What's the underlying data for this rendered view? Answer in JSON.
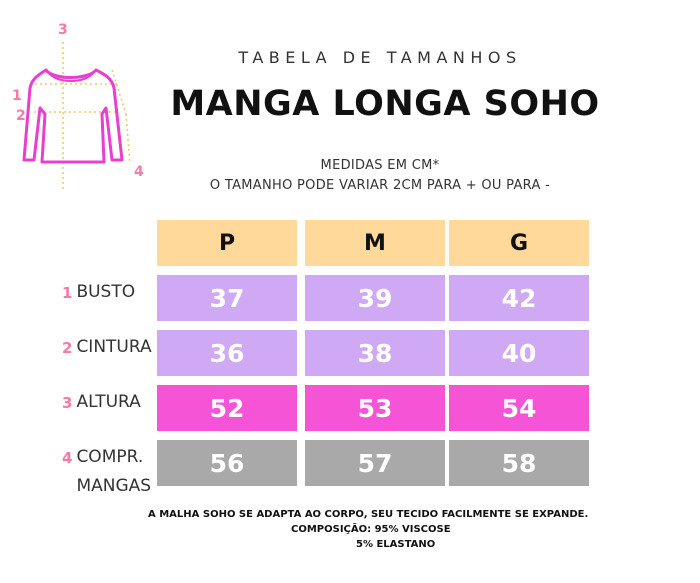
{
  "header": {
    "subtitle": "TABELA DE TAMANHOS",
    "title": "MANGA LONGA SOHO",
    "note_line1": "MEDIDAS EM CM*",
    "note_line2": "O TAMANHO PODE VARIAR 2CM PARA + OU PARA -"
  },
  "illustration": {
    "markers": [
      "1",
      "2",
      "3",
      "4"
    ],
    "garment_color": "#e83fd0",
    "marker_color": "#f47aa8",
    "guide_color": "#f2c96b"
  },
  "table": {
    "columns": [
      "P",
      "M",
      "G"
    ],
    "rows": [
      {
        "num": "1",
        "label": "BUSTO",
        "values": [
          "37",
          "39",
          "42"
        ],
        "color": "#cfa9f3"
      },
      {
        "num": "2",
        "label": "CINTURA",
        "values": [
          "36",
          "38",
          "40"
        ],
        "color": "#cfa9f3"
      },
      {
        "num": "3",
        "label": "ALTURA",
        "values": [
          "52",
          "53",
          "54"
        ],
        "color": "#f654d7"
      },
      {
        "num": "4",
        "label": "COMPR. MANGAS",
        "values": [
          "56",
          "57",
          "58"
        ],
        "color": "#a9a9a9"
      }
    ],
    "header_color": "#fed99a"
  },
  "footer": {
    "line1": "A MALHA SOHO SE ADAPTA AO CORPO, SEU TECIDO FACILMENTE SE EXPANDE.",
    "line2": "COMPOSIÇÃO: 95% VISCOSE",
    "line3": "5% ELASTANO"
  }
}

○ ○ ○ ○ ○ ○ ○

THE REQUEST
Quote all the records verbatim, dropping any pictures from your copy.

EXERCISE OUTPUT
What's the underlying data for this rendered view? Answer in JSON.
{
  "header": {
    "subtitle": "TABELA DE TAMANHOS",
    "title": "MANGA LONGA SOHO",
    "note_line1": "MEDIDAS EM CM*",
    "note_line2": "O TAMANHO PODE VARIAR 2CM PARA + OU PARA -"
  },
  "illustration": {
    "markers": [
      "1",
      "2",
      "3",
      "4"
    ],
    "garment_color": "#e83fd0",
    "marker_color": "#f47aa8",
    "guide_color": "#f2c96b"
  },
  "table": {
    "columns": [
      "P",
      "M",
      "G"
    ],
    "rows": [
      {
        "num": "1",
        "label": "BUSTO",
        "values": [
          "37",
          "39",
          "42"
        ],
        "color": "#cfa9f3"
      },
      {
        "num": "2",
        "label": "CINTURA",
        "values": [
          "36",
          "38",
          "40"
        ],
        "color": "#cfa9f3"
      },
      {
        "num": "3",
        "label": "ALTURA",
        "values": [
          "52",
          "53",
          "54"
        ],
        "color": "#f654d7"
      },
      {
        "num": "4",
        "label": "COMPR. MANGAS",
        "values": [
          "56",
          "57",
          "58"
        ],
        "color": "#a9a9a9"
      }
    ],
    "header_color": "#fed99a"
  },
  "footer": {
    "line1": "A MALHA SOHO SE ADAPTA AO CORPO, SEU TECIDO FACILMENTE SE EXPANDE.",
    "line2": "COMPOSIÇÃO: 95% VISCOSE",
    "line3": "5% ELASTANO"
  }
}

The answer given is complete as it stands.